• [OBJECTIVE]: Copy every line of the data exactly, leaving nothing out.

##############################

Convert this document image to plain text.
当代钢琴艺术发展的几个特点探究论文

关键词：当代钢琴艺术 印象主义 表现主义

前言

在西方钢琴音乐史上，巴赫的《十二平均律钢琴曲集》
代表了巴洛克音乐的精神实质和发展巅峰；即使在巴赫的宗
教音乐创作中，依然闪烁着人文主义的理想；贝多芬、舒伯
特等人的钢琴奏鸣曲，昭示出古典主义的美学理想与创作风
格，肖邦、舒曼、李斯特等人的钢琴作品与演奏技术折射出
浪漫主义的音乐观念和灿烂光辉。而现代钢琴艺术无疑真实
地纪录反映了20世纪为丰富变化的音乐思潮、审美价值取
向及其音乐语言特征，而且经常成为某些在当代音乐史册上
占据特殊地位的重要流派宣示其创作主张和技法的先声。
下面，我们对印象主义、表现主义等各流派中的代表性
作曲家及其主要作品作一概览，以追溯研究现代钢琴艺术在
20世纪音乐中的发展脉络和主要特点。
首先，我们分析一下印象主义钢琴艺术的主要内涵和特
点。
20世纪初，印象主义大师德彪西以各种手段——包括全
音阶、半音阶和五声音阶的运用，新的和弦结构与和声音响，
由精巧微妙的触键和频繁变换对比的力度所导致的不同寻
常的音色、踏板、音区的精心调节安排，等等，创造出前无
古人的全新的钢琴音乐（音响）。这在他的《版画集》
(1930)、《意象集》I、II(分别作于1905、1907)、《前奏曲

##############################

• [SOLUTION TO THIS EXERCISE]:
Convert this document image to plain text.
当代钢琴艺术发展的几个特点探究论文

关键词：当代钢琴艺术 印象主义 表现主义

前言

在西方钢琴音乐史上，巴赫的《十二平均律钢琴曲集》
代表了巴洛克音乐的精神实质和发展巅峰；即使在巴赫的宗
教音乐创作中，依然闪烁着人文主义的理想；贝多芬、舒伯
特等人的钢琴奏鸣曲，昭示出古典主义的美学理想与创作风
格，肖邦、舒曼、李斯特等人的钢琴作品与演奏技术折射出
浪漫主义的音乐观念和灿烂光辉。而现代钢琴艺术无疑真实
地纪录反映了20世纪为丰富变化的音乐思潮、审美价值取
向及其音乐语言特征，而且经常成为某些在当代音乐史册上
占据特殊地位的重要流派宣示其创作主张和技法的先声。
下面，我们对印象主义、表现主义等各流派中的代表性
作曲家及其主要作品作一概览，以追溯研究现代钢琴艺术在
20世纪音乐中的发展脉络和主要特点。
首先，我们分析一下印象主义钢琴艺术的主要内涵和特
点。
20世纪初，印象主义大师德彪西以各种手段——包括全
音阶、半音阶和五声音阶的运用，新的和弦结构与和声音响，
由精巧微妙的触键和频繁变换对比的力度所导致的不同寻
常的音色、踏板、音区的精心调节安排，等等，创造出前无
古人的全新的钢琴音乐（音响）。这在他的《版画集》
(1930)、《意象集》I、II(分别作于1905、1907)、《前奏曲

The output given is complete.